--- BEGIN DATA PROVIDED ---

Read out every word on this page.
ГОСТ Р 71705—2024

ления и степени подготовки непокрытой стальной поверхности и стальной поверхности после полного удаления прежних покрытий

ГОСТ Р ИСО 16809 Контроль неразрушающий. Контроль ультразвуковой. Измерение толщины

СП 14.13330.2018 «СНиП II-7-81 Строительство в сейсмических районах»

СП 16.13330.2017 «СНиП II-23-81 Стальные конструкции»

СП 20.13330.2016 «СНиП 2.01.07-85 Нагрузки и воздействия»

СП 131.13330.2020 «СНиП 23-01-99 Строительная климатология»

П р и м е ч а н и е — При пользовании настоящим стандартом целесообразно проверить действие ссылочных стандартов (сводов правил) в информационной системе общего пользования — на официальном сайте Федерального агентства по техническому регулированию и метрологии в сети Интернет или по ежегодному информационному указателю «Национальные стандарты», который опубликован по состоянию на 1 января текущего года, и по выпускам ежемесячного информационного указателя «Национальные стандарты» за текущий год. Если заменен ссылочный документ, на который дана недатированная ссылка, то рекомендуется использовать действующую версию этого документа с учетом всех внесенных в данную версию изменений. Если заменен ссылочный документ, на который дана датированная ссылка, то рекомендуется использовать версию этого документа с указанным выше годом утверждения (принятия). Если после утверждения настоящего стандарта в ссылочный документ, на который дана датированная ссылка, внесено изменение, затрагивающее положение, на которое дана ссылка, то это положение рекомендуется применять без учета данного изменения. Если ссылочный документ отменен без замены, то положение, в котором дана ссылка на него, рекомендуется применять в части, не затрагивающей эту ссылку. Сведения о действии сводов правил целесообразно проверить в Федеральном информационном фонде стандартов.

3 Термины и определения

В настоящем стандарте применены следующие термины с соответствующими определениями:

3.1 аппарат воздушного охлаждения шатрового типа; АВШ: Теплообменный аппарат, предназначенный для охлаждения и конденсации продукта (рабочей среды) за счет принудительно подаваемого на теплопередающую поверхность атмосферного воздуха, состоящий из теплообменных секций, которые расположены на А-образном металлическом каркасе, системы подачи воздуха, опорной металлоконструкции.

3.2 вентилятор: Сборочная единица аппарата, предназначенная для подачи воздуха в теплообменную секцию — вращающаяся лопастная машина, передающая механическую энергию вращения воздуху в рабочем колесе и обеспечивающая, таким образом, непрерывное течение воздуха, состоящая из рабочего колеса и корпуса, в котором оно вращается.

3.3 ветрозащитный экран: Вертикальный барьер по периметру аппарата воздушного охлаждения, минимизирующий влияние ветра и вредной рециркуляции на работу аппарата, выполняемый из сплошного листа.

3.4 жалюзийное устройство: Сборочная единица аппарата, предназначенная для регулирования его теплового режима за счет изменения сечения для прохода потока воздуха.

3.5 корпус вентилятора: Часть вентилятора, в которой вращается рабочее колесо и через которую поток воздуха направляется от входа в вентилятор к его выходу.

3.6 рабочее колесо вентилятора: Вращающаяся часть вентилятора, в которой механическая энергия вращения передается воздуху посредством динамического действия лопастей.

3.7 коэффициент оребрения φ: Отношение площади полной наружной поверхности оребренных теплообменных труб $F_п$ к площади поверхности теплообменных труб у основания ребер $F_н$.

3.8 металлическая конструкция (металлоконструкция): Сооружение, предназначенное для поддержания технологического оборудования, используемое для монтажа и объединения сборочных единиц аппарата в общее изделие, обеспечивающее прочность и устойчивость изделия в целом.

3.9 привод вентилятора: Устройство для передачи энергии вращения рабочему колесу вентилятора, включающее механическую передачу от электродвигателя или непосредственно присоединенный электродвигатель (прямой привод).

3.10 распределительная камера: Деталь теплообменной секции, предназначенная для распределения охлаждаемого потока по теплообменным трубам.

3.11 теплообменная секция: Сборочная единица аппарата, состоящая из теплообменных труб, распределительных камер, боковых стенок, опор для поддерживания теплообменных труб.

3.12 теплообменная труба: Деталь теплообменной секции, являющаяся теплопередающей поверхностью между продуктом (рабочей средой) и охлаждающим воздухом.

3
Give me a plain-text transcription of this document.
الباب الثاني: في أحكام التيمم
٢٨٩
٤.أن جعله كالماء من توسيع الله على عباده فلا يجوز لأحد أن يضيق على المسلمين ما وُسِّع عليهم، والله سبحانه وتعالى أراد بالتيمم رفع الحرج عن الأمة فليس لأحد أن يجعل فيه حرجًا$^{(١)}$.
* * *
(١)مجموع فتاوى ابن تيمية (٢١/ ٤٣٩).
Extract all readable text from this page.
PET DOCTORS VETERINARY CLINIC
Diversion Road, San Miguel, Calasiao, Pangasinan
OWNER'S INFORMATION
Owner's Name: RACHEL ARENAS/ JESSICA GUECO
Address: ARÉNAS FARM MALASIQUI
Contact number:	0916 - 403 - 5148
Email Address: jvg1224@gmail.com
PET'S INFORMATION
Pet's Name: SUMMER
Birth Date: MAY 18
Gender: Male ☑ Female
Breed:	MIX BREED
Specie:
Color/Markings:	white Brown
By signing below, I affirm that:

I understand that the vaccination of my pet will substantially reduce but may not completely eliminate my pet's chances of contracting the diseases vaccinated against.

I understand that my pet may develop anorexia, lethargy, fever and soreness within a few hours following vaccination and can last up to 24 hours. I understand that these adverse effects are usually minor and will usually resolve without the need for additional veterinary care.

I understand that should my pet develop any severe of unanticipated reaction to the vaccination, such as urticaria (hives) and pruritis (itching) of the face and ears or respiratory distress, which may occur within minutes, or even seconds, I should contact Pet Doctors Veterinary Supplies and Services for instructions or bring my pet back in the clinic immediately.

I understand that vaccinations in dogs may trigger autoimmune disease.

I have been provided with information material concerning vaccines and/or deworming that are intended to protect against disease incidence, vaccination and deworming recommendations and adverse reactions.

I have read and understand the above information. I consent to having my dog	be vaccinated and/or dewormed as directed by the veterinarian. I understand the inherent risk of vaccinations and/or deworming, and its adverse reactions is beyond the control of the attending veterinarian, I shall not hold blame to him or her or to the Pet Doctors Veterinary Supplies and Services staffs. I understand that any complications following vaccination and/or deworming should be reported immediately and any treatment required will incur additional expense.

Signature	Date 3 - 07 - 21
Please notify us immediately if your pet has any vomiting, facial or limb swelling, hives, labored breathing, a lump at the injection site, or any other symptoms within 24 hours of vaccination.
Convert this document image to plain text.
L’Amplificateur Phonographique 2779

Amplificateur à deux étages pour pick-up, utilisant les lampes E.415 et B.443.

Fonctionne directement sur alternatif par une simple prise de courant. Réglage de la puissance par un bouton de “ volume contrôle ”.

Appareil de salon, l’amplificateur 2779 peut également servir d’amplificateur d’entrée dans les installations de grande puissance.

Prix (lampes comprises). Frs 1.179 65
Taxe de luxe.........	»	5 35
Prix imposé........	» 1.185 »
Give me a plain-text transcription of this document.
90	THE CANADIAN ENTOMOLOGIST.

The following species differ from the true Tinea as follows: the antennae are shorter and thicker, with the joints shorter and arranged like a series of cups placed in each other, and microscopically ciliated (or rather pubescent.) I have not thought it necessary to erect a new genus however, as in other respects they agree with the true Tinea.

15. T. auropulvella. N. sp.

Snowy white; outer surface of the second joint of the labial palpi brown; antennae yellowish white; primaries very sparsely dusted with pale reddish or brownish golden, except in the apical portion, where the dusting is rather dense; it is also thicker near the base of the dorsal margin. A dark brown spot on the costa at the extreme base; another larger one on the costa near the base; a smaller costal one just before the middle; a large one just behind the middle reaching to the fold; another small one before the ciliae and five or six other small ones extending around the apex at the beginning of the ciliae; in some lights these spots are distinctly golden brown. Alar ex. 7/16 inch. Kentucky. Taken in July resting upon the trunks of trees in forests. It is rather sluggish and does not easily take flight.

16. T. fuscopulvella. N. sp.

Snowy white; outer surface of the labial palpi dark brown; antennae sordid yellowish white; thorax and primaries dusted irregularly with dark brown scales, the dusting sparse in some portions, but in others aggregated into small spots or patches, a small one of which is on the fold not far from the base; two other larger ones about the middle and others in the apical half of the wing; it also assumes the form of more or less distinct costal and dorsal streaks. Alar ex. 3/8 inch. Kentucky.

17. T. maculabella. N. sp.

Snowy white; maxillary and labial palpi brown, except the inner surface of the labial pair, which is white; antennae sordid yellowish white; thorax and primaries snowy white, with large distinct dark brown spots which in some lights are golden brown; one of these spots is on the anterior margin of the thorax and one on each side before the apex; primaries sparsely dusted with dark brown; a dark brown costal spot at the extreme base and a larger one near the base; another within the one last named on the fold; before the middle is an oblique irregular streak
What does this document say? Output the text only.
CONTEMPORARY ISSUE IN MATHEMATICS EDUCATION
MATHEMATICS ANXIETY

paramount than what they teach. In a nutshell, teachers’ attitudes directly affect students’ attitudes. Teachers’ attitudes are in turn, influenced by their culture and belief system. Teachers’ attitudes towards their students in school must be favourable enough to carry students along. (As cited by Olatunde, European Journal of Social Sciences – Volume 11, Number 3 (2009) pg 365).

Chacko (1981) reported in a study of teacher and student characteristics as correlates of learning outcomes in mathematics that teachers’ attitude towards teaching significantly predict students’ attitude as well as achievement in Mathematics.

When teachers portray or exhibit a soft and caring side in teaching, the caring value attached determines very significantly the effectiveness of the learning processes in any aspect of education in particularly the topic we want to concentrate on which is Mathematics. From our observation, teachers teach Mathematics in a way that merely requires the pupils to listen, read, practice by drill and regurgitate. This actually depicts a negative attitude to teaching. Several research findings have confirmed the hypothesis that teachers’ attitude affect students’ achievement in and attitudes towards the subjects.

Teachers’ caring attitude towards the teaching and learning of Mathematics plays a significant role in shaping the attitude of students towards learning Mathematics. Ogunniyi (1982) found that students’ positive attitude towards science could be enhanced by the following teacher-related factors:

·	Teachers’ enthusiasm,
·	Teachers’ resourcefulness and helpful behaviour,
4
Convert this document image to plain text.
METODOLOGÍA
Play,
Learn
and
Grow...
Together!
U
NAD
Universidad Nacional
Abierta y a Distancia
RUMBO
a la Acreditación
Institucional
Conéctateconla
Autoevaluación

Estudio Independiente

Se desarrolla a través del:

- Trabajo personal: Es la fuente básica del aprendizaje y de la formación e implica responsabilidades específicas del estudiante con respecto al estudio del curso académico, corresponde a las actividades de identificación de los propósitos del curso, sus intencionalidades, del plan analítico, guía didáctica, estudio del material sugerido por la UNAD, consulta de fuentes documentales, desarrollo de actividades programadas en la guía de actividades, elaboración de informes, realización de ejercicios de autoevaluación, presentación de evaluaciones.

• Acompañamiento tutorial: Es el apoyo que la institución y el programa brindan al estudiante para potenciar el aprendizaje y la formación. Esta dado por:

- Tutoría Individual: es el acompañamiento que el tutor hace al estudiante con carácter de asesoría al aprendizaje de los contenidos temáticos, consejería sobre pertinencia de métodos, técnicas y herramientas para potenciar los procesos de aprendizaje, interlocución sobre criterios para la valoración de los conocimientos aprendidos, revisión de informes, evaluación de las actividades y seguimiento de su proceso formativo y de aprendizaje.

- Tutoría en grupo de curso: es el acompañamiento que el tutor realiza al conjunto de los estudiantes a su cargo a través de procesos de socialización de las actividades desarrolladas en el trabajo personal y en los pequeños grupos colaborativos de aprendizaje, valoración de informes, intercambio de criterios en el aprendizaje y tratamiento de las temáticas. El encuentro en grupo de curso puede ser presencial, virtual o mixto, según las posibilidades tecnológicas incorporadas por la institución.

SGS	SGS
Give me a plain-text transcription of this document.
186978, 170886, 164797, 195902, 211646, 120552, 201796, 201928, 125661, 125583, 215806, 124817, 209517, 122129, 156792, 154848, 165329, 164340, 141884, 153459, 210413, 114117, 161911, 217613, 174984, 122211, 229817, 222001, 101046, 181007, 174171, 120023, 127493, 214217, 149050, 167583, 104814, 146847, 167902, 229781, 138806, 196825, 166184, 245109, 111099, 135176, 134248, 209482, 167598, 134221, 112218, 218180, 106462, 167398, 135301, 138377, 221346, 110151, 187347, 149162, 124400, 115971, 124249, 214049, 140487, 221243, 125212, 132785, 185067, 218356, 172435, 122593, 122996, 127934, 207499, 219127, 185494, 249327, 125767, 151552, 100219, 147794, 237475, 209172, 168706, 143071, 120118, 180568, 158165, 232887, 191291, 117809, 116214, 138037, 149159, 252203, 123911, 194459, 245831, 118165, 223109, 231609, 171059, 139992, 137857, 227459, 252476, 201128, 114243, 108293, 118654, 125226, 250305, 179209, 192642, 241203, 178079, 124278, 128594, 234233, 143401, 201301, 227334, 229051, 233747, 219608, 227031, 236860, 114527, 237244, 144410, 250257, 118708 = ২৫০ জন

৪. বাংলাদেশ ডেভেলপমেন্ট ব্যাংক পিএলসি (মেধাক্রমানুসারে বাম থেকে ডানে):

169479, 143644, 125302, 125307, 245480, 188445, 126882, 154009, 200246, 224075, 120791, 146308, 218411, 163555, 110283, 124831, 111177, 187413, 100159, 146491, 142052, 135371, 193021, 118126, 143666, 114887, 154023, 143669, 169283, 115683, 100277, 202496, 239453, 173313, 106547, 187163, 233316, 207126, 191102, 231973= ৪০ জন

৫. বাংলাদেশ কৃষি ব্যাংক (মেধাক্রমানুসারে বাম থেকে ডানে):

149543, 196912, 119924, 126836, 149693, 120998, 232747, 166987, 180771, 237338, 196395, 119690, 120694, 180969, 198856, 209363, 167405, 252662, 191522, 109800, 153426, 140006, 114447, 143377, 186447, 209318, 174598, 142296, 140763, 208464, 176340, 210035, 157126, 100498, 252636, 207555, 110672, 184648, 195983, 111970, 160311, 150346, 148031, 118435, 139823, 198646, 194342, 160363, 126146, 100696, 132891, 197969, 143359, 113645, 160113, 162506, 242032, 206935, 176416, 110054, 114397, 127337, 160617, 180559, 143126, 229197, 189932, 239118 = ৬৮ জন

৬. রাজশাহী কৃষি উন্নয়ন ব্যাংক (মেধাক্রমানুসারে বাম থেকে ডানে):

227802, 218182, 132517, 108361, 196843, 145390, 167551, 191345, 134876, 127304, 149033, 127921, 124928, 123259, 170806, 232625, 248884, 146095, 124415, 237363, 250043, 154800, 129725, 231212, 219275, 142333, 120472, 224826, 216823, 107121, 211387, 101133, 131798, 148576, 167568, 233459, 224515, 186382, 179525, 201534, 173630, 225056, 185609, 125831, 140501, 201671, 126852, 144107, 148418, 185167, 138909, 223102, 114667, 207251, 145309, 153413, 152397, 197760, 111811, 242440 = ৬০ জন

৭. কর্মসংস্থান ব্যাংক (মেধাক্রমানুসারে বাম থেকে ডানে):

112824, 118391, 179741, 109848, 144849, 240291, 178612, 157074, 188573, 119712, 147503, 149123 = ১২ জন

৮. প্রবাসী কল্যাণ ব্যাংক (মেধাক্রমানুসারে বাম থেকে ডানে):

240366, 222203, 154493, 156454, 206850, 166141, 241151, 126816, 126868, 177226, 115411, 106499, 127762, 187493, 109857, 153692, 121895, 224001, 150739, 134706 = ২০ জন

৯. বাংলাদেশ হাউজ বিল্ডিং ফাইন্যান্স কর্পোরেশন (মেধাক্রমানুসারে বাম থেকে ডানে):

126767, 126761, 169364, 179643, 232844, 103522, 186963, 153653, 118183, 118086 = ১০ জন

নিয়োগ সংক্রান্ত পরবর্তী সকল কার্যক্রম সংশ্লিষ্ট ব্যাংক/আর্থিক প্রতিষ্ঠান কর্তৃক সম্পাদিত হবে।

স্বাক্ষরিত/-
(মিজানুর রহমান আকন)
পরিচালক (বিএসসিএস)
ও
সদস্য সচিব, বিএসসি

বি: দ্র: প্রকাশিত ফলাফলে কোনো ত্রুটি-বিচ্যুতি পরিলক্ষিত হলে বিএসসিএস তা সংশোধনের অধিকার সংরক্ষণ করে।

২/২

--- END DATA PROVIDED ---

(THE REQUEST) Show all lines in the entries above where the string "поверхности" appears.

(PROBLEM SOLUTION)
ления и степени подготовки непокрытой стальной поверхности и стальной поверхности после полного удаления прежних покрытий
3.7 коэффициент оребрения φ: Отношение площади полной наружной поверхности оребренных теплообменных труб $F_п$ к площади поверхности теплообменных труб у основания ребер $F_н$.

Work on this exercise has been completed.